Given request: Every line below that holds the string "Radiotechn" should be copied out.

>> BEGIN

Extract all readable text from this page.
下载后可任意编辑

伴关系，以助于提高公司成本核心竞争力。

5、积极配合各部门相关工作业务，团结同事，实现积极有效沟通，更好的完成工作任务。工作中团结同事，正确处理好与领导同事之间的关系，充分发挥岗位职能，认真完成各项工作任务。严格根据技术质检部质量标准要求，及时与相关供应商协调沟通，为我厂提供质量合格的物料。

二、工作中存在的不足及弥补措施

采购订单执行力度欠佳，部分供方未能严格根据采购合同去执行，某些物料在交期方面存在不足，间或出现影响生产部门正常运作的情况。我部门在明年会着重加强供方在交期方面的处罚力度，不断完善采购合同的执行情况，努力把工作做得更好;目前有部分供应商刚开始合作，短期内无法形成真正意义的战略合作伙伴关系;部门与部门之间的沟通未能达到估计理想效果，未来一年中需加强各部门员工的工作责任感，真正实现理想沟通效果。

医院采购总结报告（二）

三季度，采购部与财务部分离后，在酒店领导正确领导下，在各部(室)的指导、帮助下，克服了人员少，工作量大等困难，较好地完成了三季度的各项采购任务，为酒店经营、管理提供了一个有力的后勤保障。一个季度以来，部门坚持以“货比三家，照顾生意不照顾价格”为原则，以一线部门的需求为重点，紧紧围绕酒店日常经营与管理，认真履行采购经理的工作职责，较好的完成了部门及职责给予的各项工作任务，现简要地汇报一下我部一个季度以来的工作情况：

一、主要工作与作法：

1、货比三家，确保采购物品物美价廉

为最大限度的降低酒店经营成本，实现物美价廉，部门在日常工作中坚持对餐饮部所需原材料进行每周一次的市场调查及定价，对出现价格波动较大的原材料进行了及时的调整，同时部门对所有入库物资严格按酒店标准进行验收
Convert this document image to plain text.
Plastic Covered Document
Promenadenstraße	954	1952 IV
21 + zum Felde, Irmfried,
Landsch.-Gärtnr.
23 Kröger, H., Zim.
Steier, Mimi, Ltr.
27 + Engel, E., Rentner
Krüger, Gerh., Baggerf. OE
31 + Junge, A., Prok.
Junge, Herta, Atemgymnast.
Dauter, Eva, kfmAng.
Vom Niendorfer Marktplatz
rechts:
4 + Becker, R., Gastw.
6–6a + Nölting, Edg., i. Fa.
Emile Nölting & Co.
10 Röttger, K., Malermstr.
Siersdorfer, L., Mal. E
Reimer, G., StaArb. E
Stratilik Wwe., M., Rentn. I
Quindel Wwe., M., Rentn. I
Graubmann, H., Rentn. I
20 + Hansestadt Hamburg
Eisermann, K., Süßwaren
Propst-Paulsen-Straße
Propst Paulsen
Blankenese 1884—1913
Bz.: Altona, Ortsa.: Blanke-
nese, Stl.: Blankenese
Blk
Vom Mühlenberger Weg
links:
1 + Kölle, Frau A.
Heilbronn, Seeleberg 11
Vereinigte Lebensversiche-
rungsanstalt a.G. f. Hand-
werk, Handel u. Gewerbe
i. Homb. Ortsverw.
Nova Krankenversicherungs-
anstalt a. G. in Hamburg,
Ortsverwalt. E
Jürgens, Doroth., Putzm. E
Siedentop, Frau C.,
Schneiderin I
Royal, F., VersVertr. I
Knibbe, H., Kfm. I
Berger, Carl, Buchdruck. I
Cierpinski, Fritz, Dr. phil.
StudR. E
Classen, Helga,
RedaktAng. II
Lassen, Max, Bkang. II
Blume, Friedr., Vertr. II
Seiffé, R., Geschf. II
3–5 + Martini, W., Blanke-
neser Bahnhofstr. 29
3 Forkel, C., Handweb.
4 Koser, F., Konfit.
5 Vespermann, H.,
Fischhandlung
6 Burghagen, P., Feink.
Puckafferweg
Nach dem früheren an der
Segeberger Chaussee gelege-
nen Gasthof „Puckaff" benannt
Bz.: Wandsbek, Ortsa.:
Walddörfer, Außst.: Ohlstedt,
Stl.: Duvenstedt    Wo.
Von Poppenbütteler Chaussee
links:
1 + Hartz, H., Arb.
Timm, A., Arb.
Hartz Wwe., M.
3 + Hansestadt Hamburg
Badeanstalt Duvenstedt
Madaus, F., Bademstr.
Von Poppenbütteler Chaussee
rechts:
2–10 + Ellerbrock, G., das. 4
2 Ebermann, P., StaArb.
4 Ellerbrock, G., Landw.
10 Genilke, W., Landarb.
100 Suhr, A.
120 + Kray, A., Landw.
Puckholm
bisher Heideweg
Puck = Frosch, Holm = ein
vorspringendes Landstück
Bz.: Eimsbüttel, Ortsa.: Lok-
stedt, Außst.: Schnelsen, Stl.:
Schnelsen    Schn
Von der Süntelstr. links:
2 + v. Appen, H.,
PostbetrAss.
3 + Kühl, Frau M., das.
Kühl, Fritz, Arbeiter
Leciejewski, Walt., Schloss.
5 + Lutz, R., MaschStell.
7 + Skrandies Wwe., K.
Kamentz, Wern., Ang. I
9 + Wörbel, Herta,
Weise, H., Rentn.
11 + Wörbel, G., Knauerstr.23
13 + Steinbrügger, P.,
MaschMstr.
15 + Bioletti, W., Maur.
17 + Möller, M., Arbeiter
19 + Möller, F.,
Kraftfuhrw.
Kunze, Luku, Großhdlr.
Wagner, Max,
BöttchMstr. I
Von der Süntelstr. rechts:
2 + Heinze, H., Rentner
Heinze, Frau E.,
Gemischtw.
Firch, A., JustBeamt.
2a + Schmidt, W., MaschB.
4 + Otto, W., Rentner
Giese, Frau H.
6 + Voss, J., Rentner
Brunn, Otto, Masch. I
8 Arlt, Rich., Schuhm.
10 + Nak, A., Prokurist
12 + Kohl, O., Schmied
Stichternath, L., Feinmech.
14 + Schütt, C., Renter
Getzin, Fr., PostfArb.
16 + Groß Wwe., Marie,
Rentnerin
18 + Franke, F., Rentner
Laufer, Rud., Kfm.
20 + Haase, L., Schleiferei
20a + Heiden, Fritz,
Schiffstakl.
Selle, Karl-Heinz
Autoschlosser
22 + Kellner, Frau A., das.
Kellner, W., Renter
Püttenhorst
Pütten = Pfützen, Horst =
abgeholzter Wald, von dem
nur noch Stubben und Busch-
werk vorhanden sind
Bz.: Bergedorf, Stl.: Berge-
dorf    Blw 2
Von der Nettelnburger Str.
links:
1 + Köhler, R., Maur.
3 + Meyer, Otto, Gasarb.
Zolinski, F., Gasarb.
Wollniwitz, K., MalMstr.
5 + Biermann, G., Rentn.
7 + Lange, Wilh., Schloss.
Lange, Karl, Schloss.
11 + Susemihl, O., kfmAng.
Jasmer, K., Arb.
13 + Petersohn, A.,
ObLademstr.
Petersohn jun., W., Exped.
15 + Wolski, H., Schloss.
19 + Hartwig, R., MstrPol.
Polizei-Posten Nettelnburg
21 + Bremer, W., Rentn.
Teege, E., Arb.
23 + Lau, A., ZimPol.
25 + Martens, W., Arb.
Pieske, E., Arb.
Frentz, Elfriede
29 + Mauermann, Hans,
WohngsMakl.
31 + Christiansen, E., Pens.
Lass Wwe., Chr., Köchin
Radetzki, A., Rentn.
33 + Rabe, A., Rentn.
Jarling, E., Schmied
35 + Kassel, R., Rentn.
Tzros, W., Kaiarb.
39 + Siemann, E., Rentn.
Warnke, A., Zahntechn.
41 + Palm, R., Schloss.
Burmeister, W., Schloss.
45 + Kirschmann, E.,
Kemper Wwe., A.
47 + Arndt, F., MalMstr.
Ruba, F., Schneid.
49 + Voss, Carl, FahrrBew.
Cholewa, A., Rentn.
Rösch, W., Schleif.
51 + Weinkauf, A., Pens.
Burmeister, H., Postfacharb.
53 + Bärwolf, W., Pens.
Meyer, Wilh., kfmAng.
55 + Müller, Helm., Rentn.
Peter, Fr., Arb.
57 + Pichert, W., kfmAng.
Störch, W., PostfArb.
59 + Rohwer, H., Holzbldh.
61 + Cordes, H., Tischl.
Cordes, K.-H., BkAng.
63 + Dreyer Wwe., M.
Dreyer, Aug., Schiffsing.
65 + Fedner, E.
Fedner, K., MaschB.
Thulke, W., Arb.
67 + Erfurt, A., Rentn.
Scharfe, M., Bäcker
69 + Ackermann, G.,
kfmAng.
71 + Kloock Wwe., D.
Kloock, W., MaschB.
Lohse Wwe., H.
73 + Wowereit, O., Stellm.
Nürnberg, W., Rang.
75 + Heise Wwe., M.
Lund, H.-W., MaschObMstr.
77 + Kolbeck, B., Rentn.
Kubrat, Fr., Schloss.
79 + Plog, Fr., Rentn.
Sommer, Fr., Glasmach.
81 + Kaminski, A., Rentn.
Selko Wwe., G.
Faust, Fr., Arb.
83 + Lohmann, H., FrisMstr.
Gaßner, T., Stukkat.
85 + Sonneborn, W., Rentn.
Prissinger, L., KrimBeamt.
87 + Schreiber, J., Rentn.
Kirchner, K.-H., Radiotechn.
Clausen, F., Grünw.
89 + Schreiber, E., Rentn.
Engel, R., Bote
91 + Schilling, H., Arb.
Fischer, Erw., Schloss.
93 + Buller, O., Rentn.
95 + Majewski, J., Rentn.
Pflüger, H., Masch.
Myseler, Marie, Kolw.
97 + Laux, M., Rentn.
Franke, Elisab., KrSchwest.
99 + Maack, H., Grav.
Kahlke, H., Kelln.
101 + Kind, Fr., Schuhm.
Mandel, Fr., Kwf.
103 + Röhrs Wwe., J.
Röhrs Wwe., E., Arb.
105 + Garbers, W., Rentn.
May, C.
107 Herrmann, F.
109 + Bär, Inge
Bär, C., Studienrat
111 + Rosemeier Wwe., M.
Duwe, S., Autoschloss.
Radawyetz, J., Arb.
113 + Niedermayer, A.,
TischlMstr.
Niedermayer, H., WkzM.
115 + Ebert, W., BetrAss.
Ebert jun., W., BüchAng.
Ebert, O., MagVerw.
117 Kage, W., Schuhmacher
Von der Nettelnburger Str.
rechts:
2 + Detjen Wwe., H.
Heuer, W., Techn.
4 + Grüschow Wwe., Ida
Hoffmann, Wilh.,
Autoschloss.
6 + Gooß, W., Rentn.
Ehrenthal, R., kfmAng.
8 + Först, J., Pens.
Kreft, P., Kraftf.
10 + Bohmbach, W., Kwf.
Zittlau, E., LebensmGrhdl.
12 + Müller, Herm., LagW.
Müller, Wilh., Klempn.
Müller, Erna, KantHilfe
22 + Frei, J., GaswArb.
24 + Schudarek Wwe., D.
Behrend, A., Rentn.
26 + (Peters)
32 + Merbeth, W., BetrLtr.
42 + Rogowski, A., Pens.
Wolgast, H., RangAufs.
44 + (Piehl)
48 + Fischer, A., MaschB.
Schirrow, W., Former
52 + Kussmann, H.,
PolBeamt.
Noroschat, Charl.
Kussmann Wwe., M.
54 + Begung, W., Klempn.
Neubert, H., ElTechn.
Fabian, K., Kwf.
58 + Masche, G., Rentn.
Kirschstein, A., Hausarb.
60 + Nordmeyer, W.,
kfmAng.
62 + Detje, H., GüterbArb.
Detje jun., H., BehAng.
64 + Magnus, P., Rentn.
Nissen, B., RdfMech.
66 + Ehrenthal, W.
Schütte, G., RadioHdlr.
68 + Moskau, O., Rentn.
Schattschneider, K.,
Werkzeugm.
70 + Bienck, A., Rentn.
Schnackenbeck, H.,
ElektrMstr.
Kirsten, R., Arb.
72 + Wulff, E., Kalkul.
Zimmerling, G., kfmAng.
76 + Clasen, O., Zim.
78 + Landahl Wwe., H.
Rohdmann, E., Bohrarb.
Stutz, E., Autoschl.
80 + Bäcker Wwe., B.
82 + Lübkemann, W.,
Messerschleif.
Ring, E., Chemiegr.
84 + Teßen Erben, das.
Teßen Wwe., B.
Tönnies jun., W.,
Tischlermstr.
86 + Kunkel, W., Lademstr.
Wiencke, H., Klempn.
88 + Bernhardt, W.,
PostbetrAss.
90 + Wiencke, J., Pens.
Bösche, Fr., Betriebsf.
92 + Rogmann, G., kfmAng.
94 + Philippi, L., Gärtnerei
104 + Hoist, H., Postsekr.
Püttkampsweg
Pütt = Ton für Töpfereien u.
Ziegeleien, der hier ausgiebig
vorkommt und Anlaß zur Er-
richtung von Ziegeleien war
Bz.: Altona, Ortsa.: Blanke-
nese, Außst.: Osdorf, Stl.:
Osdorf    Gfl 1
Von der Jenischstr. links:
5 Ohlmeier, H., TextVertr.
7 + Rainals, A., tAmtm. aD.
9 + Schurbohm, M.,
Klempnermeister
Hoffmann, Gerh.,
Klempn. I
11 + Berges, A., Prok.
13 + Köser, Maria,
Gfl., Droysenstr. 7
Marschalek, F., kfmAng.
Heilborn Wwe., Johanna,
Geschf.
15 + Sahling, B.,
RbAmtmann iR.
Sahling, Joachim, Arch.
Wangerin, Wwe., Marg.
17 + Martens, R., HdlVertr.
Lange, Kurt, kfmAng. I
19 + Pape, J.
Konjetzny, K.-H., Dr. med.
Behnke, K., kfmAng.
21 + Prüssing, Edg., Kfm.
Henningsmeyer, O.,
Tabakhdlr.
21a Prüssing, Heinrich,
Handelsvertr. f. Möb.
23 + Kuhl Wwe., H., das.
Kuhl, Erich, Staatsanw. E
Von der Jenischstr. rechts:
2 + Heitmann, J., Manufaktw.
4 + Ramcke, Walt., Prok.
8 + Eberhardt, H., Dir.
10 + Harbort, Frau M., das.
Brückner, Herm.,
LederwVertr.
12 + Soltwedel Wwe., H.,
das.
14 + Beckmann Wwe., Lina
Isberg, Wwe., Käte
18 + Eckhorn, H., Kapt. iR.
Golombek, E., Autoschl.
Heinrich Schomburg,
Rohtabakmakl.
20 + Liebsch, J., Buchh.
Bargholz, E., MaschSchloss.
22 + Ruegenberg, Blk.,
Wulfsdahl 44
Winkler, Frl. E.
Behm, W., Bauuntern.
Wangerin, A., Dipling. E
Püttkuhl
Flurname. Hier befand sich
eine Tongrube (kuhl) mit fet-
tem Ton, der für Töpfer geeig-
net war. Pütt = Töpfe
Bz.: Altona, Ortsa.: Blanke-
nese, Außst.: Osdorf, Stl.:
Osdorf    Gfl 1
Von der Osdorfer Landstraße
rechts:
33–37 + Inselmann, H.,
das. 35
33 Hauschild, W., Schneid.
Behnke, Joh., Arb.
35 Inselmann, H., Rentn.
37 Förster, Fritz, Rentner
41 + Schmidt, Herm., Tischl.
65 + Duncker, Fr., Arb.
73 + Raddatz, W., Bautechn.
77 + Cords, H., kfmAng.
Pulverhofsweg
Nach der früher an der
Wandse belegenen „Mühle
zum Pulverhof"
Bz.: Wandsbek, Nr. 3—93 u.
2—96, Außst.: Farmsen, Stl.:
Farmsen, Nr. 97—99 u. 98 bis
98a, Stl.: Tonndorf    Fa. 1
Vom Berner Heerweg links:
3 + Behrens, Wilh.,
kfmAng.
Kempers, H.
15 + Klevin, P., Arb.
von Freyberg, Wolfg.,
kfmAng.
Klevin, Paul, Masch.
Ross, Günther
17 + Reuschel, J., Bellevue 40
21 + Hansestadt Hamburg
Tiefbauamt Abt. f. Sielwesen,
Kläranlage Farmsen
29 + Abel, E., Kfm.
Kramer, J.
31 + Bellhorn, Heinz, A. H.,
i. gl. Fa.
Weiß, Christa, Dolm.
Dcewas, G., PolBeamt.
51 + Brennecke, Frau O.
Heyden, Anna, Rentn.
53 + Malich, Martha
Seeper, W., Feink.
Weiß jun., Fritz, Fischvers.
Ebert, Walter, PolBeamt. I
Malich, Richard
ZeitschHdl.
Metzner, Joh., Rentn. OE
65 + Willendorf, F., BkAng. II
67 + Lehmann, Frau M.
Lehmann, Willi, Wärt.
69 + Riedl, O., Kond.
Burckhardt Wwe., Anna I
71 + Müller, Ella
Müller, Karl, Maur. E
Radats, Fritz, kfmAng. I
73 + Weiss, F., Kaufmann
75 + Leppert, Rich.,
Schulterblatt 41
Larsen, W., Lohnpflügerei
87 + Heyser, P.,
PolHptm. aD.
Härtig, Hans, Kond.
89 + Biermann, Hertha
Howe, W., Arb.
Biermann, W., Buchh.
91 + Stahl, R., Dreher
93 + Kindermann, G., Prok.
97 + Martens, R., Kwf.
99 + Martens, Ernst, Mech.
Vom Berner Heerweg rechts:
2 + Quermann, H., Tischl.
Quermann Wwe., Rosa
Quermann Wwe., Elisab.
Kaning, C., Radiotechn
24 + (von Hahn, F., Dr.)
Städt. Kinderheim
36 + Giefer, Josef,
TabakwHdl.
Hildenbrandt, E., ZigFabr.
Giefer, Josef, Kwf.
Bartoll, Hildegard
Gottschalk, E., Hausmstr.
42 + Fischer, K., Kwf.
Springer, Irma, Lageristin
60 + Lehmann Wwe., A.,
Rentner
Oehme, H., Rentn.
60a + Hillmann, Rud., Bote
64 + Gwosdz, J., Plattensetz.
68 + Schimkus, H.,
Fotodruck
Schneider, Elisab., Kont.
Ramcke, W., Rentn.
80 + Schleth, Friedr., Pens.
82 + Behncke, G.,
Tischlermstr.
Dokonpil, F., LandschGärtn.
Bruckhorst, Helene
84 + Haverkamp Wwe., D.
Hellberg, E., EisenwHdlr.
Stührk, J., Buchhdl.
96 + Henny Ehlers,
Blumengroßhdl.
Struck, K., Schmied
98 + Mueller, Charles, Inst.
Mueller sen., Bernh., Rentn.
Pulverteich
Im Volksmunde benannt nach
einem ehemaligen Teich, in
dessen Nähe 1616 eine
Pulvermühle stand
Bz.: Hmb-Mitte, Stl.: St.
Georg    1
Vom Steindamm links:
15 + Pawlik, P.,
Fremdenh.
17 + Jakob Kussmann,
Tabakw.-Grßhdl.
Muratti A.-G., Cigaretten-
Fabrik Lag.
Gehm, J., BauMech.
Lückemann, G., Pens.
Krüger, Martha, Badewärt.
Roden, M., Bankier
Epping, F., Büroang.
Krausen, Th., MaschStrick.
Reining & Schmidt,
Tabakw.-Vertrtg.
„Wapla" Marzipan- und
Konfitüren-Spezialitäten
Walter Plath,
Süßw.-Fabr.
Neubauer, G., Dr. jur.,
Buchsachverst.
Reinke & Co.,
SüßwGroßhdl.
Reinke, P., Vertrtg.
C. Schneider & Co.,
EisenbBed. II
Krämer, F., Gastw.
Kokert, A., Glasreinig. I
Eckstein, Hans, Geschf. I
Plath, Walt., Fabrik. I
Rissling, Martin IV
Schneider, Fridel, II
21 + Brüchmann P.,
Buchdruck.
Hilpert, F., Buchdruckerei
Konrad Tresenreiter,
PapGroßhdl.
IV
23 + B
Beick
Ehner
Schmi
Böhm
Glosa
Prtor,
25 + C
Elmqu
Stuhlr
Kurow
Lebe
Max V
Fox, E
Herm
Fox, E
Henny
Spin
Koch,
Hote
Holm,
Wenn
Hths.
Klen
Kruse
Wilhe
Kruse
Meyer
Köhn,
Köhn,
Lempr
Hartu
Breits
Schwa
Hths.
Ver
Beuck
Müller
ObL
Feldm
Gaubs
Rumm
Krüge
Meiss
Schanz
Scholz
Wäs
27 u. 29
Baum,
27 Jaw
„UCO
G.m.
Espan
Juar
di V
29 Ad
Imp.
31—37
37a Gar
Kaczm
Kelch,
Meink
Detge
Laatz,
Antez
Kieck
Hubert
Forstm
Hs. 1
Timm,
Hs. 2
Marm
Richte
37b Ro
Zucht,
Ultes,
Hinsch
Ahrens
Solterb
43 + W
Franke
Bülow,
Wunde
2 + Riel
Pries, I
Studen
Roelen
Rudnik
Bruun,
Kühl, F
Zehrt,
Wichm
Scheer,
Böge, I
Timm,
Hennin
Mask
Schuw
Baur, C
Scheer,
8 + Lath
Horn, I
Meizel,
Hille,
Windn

>> END

Solution for this exercise:
Kirchner, K.-H., Radiotechn.
Kaning, C., Radiotechn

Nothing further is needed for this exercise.